● DIRECTIONS
Every record here should be printed again exactly.

● INPUT DATA
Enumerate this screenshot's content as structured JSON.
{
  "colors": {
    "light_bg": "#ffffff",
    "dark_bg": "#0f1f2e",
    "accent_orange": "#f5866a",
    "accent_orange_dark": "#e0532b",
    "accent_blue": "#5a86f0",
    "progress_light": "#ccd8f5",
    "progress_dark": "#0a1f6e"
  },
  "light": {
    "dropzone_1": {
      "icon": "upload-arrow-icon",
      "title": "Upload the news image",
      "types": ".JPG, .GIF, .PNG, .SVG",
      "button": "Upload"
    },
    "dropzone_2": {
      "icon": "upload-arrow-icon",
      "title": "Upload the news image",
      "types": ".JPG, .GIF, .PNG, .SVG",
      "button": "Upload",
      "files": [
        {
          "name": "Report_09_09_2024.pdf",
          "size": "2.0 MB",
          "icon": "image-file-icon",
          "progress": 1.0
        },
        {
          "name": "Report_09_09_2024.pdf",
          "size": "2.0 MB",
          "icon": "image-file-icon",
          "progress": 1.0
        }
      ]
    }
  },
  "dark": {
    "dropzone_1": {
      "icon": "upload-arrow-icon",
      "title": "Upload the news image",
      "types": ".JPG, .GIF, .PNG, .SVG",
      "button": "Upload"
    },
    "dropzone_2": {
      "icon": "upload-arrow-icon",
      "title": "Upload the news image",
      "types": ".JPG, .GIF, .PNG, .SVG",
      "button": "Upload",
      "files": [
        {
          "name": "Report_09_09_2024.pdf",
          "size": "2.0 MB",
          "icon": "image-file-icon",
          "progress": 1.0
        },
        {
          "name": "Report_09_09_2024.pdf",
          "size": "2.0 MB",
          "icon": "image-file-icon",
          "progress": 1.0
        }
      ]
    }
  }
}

● FINISHED TASK
Enumerate this screenshot's content as structured JSON.
{
  "colors": {
    "light_bg": "#ffffff",
    "dark_bg": "#0f1f2e",
    "accent_orange": "#f5866a",
    "accent_orange_dark": "#e0532b",
    "accent_blue": "#5a86f0",
    "progress_light": "#ccd8f5",
    "progress_dark": "#0a1f6e"
  },
  "light": {
    "dropzone_1": {
      "icon": "upload-arrow-icon",
      "title": "Upload the news image",
      "types": ".JPG, .GIF, .PNG, .SVG",
      "button": "Upload"
    },
    "dropzone_2": {
      "icon": "upload-arrow-icon",
      "title": "Upload the news image",
      "types": ".JPG, .GIF, .PNG, .SVG",
      "button": "Upload",
      "files": [
        {
          "name": "Report_09_09_2024.pdf",
          "size": "2.0 MB",
          "icon": "image-file-icon",
          "progress": 1.0
        },
        {
          "name": "Report_09_09_2024.pdf",
          "size": "2.0 MB",
          "icon": "image-file-icon",
          "progress": 1.0
        }
      ]
    }
  },
  "dark": {
    "dropzone_1": {
      "icon": "upload-arrow-icon",
      "title": "Upload the news image",
      "types": ".JPG, .GIF, .PNG, .SVG",
      "button": "Upload"
    },
    "dropzone_2": {
      "icon": "upload-arrow-icon",
      "title": "Upload the news image",
      "types": ".JPG, .GIF, .PNG, .SVG",
      "button": "Upload",
      "files": [
        {
          "name": "Report_09_09_2024.pdf",
          "size": "2.0 MB",
          "icon": "image-file-icon",
          "progress": 1.0
        },
        {
          "name": "Report_09_09_2024.pdf",
          "size": "2.0 MB",
          "icon": "image-file-icon",
          "progress": 1.0
        }
      ]
    }
  }
}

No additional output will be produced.